Goal of the exercise
Pick every line from the data that holds the word "オートロック".

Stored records
######

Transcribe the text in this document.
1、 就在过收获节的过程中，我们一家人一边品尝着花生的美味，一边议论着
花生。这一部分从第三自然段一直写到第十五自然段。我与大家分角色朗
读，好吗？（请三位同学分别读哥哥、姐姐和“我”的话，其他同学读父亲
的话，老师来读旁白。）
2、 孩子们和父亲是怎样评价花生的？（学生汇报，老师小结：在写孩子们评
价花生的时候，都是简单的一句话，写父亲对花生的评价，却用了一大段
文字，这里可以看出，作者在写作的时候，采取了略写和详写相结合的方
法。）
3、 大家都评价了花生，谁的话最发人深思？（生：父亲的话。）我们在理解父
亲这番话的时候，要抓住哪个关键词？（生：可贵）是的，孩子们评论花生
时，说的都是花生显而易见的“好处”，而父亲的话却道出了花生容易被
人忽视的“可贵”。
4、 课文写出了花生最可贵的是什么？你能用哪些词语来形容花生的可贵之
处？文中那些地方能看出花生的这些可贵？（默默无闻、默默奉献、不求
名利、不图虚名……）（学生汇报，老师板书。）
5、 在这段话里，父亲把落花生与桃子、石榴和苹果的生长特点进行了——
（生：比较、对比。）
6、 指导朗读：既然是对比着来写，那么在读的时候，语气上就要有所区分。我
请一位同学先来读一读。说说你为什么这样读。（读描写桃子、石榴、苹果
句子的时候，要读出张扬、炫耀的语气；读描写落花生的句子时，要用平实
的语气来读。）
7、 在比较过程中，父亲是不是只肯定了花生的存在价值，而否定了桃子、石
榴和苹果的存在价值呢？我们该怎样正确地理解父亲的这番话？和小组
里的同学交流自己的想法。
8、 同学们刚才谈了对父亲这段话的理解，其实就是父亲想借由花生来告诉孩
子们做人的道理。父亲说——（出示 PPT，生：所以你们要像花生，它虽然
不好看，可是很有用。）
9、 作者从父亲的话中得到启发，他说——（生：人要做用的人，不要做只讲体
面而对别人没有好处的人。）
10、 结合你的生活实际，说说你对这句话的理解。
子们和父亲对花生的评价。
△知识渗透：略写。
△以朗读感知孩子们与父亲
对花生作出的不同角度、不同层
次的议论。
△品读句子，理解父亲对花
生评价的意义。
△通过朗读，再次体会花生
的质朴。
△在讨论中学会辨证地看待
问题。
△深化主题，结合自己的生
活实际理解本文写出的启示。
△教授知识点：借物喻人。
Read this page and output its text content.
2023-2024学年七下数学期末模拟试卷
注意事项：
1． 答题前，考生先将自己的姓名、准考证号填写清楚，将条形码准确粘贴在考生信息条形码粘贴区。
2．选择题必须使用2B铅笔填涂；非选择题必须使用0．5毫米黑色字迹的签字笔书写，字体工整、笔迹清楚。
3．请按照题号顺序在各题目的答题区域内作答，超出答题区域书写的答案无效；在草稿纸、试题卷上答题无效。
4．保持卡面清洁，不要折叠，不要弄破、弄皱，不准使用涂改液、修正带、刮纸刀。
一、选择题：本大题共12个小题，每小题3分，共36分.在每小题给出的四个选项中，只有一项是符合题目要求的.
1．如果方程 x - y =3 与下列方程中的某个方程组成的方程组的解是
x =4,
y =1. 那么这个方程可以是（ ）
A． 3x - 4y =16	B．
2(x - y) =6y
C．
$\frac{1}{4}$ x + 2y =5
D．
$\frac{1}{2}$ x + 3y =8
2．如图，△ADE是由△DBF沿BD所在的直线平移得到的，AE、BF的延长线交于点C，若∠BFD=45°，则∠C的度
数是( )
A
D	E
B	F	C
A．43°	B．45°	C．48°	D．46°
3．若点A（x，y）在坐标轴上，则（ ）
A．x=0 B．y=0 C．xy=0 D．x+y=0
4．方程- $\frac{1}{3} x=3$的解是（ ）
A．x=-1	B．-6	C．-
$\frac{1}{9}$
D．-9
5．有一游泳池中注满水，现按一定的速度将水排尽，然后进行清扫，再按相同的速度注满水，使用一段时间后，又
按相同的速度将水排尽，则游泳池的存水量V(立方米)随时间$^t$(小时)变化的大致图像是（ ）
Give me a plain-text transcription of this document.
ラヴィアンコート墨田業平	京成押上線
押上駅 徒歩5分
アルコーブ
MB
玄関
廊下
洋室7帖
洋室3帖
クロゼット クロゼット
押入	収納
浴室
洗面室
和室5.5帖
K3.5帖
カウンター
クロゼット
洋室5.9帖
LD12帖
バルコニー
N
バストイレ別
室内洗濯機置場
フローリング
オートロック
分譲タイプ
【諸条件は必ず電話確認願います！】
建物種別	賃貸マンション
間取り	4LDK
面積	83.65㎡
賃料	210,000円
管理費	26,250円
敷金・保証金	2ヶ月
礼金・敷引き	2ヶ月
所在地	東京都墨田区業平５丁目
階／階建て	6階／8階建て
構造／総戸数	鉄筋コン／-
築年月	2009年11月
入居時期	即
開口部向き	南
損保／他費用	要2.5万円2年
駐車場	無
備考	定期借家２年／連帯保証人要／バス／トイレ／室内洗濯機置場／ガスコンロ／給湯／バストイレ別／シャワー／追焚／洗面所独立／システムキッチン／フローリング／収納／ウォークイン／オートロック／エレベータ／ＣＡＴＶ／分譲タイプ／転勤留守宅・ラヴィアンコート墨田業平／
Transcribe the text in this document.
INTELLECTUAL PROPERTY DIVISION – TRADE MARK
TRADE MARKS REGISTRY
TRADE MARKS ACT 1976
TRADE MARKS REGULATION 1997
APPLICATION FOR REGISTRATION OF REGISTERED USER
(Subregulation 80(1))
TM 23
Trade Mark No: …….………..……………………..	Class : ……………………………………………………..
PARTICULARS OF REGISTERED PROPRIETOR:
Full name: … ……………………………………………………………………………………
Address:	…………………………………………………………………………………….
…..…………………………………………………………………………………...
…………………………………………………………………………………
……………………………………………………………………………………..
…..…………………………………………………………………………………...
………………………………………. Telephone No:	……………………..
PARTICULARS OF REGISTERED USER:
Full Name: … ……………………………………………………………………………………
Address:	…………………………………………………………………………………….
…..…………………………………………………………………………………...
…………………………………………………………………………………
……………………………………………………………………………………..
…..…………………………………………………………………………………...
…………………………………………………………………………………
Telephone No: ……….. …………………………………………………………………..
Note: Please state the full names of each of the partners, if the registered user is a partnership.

######

Task response
オートロック
備考	定期借家２年／連帯保証人要／バス／トイレ／室内洗濯機置場／ガスコンロ／給湯／バストイレ別／シャワー／追焚／洗面所独立／システムキッチン／フローリング／収納／ウォークイン／オートロック／エレベータ／ＣＡＴＶ／分譲タイプ／転勤留守宅・ラヴィアンコート墨田業平／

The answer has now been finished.